**Required work**
Among the entries below, count the lines where the string "face" occurs, and give only the number.

**Material for the task**
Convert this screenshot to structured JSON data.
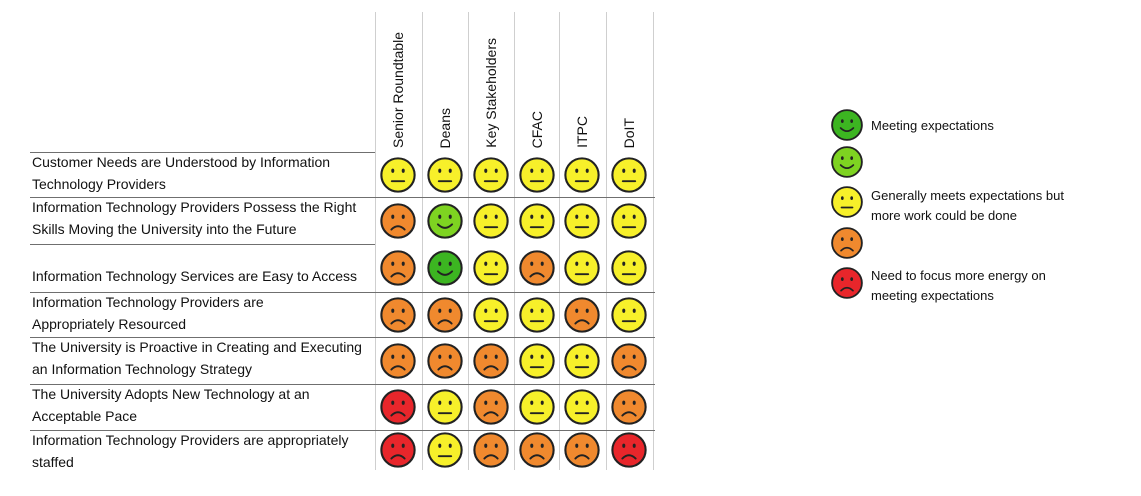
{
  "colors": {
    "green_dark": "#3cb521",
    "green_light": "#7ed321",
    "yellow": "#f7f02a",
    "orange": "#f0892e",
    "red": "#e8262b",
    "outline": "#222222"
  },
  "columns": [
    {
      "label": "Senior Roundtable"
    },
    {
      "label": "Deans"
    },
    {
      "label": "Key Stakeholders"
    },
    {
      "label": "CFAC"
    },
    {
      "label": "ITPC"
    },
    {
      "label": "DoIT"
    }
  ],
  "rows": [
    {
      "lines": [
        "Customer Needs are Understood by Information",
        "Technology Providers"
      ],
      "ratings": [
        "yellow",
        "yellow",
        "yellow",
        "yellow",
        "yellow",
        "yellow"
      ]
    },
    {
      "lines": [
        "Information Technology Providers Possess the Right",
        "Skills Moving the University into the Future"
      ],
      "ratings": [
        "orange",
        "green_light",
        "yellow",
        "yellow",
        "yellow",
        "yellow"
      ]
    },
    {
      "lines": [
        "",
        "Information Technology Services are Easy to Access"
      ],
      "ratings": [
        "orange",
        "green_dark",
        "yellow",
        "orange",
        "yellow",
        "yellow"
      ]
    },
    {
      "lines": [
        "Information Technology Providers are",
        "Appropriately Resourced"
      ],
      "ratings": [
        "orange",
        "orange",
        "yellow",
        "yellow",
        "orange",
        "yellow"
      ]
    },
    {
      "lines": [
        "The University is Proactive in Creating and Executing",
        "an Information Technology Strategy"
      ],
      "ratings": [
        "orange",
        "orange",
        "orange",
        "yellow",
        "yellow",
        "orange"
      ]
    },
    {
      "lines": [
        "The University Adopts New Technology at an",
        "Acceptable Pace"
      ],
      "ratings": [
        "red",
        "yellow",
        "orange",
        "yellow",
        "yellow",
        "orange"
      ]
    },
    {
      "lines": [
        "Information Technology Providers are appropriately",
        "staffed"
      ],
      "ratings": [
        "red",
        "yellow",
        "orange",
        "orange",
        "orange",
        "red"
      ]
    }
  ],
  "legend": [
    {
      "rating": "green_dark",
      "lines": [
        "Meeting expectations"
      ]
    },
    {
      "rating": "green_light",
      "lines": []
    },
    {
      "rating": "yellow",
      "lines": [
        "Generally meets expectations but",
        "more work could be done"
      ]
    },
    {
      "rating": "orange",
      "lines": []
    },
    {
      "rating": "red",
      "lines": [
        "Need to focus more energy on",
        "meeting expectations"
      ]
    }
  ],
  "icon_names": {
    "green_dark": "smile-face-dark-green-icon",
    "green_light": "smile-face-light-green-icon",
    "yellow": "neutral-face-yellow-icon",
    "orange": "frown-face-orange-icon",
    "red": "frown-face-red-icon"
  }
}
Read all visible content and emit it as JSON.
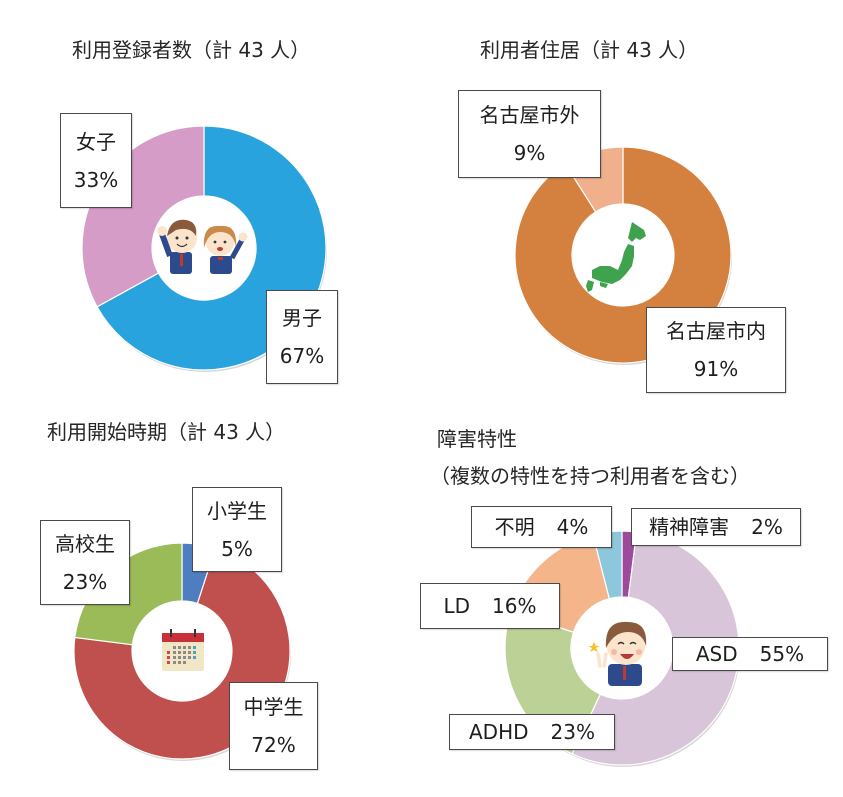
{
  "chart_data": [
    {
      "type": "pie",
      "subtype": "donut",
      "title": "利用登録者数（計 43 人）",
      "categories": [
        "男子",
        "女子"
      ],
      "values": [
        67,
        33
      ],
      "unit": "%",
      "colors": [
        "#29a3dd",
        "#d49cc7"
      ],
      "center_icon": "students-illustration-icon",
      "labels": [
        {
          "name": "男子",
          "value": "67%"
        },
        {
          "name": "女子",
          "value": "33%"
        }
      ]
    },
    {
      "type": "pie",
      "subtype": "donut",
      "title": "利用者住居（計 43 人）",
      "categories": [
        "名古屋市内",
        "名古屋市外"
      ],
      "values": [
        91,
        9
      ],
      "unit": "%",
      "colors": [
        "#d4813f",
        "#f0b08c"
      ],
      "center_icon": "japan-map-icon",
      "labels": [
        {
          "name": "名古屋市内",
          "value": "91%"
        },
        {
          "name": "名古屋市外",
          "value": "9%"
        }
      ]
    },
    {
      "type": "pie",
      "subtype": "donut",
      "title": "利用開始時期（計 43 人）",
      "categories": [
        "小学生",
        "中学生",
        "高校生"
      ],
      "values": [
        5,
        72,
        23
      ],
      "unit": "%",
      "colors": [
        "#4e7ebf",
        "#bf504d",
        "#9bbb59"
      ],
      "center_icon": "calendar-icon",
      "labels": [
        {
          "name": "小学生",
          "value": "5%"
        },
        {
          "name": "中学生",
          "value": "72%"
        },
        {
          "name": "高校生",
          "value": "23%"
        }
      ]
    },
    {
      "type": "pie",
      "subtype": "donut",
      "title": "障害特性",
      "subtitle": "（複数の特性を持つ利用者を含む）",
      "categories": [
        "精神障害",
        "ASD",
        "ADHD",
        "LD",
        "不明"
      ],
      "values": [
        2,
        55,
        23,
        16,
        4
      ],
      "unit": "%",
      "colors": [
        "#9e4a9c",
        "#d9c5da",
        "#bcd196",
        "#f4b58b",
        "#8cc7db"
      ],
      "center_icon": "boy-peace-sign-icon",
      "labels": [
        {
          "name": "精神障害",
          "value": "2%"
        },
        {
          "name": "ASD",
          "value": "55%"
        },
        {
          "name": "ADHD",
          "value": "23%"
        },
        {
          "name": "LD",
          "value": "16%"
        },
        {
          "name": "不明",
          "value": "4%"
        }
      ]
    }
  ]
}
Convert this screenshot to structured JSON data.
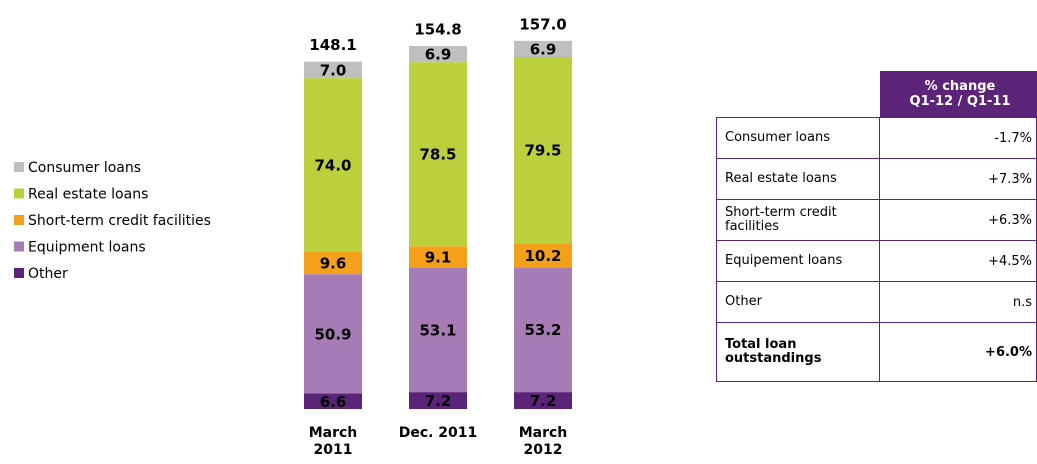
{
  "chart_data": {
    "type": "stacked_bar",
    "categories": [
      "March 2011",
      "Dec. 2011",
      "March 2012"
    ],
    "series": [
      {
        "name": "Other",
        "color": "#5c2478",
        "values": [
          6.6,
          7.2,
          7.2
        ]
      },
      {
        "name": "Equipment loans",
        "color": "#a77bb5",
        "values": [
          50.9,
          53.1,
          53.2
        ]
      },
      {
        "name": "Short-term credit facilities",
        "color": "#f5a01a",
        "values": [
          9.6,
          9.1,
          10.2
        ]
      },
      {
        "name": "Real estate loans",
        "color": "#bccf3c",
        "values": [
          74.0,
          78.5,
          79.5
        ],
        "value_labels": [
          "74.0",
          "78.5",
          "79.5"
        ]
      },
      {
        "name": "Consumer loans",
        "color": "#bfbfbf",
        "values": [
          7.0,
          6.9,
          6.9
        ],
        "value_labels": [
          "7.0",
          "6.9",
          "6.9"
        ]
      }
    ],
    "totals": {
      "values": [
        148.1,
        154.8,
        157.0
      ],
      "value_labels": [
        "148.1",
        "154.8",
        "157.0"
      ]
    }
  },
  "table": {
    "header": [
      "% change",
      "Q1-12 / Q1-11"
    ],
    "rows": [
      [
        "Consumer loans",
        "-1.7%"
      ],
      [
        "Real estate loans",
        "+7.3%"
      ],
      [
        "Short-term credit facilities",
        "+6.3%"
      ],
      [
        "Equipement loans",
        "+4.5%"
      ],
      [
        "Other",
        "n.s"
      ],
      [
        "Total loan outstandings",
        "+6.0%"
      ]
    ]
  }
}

**Task answer**
5